Task goal: Please locate every line in the records that contains the word "chevron" and copy each of those lines.

Layout dataset entries
--

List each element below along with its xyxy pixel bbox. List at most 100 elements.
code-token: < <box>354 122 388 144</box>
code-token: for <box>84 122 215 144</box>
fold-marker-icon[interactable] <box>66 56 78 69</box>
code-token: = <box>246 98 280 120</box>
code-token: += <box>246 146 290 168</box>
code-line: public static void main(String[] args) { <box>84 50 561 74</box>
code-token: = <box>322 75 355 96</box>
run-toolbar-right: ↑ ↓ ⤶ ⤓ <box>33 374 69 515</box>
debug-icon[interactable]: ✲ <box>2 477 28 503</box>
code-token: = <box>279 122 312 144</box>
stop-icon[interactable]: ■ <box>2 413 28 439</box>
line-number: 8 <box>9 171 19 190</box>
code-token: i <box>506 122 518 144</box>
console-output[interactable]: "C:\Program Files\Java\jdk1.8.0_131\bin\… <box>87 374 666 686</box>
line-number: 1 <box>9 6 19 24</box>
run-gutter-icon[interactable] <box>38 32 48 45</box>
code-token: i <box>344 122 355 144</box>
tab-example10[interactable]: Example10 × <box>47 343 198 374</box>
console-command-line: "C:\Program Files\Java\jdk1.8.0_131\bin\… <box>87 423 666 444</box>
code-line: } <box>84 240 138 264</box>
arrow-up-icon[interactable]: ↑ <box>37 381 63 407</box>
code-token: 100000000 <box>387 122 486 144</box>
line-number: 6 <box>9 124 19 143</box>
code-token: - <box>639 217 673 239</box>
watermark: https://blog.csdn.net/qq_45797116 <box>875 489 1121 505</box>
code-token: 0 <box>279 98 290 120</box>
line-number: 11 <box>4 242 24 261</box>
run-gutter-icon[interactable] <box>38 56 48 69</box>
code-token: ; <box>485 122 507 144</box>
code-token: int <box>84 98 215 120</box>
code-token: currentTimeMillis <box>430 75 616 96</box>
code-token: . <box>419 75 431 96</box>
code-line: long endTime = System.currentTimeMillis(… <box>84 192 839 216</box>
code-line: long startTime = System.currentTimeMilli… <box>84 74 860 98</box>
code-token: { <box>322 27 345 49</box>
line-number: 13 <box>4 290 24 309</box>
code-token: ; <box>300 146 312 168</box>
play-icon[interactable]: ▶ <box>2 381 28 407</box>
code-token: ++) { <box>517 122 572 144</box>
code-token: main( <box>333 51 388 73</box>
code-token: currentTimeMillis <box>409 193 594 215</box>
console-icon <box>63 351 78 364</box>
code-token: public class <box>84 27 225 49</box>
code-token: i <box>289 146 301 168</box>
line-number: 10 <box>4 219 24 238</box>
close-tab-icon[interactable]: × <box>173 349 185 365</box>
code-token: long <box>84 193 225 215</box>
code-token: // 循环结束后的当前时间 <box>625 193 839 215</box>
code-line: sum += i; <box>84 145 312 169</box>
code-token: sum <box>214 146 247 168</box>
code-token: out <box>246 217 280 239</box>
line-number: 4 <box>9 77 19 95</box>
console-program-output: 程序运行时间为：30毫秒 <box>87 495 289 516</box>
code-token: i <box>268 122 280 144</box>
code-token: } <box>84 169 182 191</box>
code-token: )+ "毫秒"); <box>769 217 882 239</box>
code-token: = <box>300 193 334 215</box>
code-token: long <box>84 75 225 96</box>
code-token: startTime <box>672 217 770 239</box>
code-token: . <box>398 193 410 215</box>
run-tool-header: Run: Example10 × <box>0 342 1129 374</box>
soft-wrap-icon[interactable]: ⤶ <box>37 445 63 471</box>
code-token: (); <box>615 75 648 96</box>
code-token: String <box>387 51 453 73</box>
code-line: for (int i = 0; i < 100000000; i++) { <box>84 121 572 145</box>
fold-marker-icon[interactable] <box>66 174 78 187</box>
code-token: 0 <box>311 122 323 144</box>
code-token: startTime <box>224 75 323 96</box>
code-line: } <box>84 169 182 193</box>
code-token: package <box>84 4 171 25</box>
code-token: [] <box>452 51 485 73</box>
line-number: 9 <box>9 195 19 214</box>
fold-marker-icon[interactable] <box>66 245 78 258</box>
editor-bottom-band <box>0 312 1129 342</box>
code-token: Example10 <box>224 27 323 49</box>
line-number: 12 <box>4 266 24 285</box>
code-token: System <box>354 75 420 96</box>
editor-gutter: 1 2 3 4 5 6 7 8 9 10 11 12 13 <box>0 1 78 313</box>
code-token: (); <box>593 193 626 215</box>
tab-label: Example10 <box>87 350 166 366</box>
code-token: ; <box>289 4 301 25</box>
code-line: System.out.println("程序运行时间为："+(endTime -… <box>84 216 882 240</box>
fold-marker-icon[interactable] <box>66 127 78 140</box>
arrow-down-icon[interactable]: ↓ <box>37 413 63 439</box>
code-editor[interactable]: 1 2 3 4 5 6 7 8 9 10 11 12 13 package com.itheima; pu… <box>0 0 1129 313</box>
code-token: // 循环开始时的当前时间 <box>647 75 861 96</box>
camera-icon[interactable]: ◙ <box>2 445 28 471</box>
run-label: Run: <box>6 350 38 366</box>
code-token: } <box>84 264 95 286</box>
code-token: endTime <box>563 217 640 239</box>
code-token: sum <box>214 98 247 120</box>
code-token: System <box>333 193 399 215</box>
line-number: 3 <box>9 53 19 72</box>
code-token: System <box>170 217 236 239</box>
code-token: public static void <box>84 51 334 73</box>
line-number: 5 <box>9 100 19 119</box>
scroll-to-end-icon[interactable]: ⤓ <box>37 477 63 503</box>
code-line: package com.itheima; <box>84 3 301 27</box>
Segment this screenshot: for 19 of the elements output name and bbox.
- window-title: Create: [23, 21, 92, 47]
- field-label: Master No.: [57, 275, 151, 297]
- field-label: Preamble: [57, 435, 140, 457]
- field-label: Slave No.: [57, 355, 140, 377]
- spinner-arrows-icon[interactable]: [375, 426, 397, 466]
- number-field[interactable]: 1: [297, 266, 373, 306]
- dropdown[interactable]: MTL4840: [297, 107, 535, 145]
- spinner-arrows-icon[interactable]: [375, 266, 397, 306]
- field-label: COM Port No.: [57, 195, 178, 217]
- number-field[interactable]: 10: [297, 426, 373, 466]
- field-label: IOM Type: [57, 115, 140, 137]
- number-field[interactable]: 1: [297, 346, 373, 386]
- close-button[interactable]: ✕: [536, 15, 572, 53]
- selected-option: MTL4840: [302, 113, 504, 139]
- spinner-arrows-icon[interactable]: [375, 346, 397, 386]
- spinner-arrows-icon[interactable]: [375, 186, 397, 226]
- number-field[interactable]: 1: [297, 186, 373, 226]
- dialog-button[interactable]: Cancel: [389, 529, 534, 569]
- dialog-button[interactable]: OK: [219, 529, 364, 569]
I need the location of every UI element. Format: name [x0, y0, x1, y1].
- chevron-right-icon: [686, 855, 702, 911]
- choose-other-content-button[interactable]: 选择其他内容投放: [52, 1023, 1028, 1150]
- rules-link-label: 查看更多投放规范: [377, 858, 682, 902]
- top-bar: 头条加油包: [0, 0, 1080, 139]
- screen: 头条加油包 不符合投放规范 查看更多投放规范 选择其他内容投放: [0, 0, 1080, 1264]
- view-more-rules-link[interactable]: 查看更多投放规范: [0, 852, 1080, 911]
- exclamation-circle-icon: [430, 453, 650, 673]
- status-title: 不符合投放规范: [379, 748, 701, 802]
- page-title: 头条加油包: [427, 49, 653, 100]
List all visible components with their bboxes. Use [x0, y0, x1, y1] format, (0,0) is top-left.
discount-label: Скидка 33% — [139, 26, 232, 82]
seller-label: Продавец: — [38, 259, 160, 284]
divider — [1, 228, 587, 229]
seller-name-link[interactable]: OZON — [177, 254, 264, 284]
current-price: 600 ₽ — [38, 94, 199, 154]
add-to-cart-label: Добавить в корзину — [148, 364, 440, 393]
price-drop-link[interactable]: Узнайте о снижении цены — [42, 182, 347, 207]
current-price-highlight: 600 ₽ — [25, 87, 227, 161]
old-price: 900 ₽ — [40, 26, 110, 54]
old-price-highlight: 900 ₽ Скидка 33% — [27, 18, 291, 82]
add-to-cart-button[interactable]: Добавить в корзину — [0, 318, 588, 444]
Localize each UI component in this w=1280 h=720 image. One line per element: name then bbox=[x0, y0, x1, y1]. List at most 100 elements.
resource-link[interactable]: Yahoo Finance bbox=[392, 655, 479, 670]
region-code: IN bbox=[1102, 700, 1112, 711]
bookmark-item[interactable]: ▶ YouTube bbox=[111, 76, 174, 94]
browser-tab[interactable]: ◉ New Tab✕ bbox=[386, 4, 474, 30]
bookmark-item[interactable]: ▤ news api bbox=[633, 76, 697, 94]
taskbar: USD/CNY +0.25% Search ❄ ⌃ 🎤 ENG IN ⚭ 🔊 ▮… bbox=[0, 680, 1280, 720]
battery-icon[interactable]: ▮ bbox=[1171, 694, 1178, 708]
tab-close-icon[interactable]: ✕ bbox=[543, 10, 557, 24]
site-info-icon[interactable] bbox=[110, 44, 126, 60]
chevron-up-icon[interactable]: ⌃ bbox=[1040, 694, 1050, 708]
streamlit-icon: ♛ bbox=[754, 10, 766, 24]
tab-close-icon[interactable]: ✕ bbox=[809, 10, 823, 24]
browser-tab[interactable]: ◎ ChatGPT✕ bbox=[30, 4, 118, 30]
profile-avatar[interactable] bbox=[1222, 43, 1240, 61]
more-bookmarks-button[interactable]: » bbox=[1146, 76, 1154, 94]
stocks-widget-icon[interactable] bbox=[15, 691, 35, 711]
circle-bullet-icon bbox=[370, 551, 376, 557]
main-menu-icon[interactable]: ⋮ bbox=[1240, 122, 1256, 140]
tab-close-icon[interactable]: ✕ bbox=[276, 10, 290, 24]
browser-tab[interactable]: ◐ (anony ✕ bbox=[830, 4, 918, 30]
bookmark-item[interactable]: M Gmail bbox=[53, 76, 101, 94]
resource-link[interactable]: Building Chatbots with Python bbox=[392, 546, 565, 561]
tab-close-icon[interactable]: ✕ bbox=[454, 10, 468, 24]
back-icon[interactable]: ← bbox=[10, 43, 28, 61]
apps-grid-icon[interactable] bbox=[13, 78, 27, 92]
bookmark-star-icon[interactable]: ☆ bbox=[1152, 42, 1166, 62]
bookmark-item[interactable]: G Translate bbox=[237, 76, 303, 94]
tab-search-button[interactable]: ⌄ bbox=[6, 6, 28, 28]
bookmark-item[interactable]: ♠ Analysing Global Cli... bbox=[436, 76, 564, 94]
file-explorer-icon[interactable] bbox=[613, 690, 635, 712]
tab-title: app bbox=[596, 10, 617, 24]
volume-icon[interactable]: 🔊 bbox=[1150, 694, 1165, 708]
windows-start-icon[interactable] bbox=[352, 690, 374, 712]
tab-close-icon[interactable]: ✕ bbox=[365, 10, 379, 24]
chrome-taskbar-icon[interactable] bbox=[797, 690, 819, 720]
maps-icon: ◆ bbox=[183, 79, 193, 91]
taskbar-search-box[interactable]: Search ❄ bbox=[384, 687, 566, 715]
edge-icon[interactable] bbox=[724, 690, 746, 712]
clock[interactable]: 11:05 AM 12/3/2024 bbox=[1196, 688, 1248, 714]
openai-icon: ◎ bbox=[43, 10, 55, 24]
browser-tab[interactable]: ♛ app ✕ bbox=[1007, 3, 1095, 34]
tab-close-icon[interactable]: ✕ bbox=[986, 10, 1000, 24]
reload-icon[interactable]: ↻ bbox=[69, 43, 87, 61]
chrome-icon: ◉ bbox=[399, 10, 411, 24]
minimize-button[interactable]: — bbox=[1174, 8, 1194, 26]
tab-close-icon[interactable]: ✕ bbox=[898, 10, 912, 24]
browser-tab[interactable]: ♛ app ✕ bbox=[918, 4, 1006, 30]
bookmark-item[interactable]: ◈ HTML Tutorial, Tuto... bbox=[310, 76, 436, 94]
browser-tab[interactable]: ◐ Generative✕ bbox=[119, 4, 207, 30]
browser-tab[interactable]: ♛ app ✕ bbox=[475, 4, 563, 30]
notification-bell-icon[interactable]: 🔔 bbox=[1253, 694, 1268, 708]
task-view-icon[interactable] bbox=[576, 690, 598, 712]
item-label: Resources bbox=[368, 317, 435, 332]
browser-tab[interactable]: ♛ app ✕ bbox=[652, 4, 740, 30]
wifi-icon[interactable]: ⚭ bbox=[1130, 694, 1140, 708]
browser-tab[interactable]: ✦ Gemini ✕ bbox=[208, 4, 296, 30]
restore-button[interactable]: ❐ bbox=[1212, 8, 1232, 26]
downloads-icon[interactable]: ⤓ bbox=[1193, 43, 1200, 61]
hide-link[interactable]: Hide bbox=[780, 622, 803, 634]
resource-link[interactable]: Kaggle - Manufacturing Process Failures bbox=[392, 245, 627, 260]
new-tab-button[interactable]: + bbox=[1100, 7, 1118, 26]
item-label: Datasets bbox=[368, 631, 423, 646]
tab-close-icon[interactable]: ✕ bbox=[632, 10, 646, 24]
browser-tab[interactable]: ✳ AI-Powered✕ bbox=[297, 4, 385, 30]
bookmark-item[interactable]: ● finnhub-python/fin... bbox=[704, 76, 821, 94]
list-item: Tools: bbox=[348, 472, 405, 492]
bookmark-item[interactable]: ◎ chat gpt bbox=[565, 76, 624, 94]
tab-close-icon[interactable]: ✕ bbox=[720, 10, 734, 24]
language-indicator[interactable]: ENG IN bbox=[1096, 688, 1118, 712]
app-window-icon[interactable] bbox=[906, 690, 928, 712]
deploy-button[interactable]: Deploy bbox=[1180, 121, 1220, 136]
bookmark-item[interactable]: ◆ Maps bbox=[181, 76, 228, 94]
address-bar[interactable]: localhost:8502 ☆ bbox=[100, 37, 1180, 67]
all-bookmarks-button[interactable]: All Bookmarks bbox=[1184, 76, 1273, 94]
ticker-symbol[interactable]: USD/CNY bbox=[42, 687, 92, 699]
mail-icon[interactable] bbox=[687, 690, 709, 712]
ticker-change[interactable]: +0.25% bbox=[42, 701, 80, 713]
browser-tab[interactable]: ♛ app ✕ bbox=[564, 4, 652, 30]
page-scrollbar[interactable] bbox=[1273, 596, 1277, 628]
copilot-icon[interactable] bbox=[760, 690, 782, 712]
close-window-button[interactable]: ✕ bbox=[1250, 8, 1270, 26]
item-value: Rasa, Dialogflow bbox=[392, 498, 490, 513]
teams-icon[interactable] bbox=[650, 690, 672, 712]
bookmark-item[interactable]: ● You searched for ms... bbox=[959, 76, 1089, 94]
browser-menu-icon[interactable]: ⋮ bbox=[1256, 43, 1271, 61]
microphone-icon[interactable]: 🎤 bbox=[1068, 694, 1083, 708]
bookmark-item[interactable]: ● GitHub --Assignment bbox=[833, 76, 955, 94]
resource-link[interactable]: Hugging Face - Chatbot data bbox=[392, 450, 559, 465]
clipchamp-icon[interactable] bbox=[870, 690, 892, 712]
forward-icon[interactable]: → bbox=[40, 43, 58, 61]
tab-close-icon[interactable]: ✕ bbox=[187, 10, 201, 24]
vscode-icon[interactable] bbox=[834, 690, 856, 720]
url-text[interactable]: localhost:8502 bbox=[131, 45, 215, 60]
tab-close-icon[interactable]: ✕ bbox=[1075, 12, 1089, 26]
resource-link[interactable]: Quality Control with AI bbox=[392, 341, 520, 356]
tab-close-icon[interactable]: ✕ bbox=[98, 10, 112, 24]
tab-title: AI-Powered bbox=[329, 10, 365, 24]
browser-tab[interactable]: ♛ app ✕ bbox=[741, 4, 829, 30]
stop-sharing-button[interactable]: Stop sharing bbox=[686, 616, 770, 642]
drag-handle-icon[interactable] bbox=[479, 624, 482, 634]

--

Result for this exercise:
- chevron-right-icon: [686, 855, 702, 911]
chevron-up-icon[interactable]: ⌃ bbox=[1040, 694, 1050, 708]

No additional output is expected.